Images should be left out, and everything else in the listing reproduced exactly.
--- Begin ---
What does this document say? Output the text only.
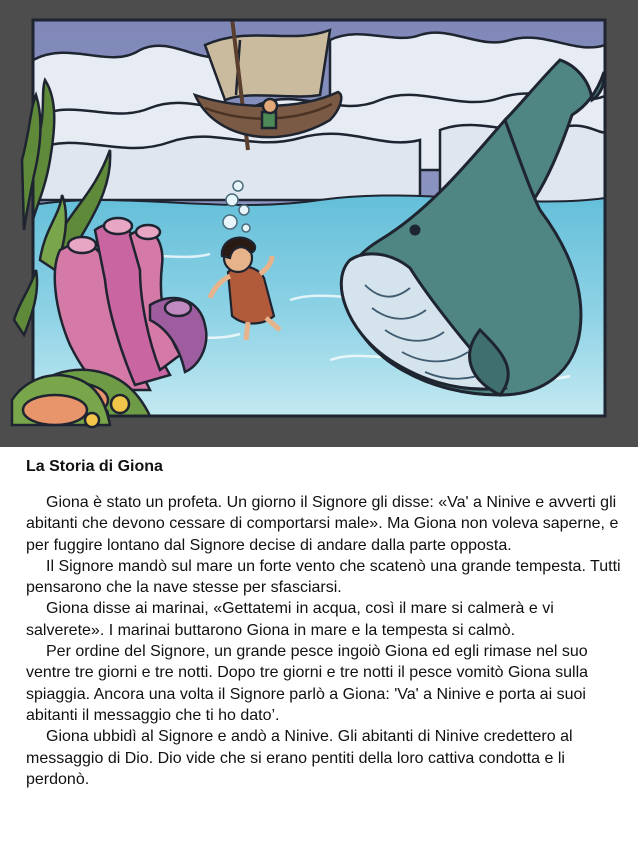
La Storia di Giona

Giona è stato un profeta. Un giorno il Signore gli disse: «Va' a Ninive e avverti gli abitanti che devono cessare di comportarsi male». Ma Giona non voleva saperne, e per fuggire lontano dal Signore decise di andare dalla parte opposta.

Il Signore mandò sul mare un forte vento che scatenò una grande tempesta. Tutti pensarono che la nave stesse per sfasciarsi.

Giona disse ai marinai, «Gettatemi in acqua, così il mare si calmerà e vi salverete». I marinai buttarono Giona in mare e la tempesta si calmò.

Per ordine del Signore, un grande pesce ingoiò Giona ed egli rimase nel suo ventre tre giorni e tre notti. Dopo tre giorni e tre notti il pesce vomitò Giona sulla spiaggia. Ancora una volta il Signore parlò a Giona: 'Va' a Ninive e porta ai suoi abitanti il messaggio che ti ho dato’.

Giona ubbidì al Signore e andò a Ninive. Gli abitanti di Ninive credettero al messaggio di Dio. Dio vide che si erano pentiti della loro cattiva condotta e li perdonò.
--- End ---
[Solution for this problem]
What does this document say? Output the text only.
La Storia di Giona

Giona è stato un profeta. Un giorno il Signore gli disse: «Va' a Ninive e avverti gli abitanti che devono cessare di comportarsi male». Ma Giona non voleva saperne, e per fuggire lontano dal Signore decise di andare dalla parte opposta.

Il Signore mandò sul mare un forte vento che scatenò una grande tempesta. Tutti pensarono che la nave stesse per sfasciarsi.

Giona disse ai marinai, «Gettatemi in acqua, così il mare si calmerà e vi salverete». I marinai buttarono Giona in mare e la tempesta si calmò.

Per ordine del Signore, un grande pesce ingoiò Giona ed egli rimase nel suo ventre tre giorni e tre notti. Dopo tre giorni e tre notti il pesce vomitò Giona sulla spiaggia. Ancora una volta il Signore parlò a Giona: 'Va' a Ninive e porta ai suoi abitanti il messaggio che ti ho dato’.

Giona ubbidì al Signore e andò a Ninive. Gli abitanti di Ninive credettero al messaggio di Dio. Dio vide che si erano pentiti della loro cattiva condotta e li perdonò.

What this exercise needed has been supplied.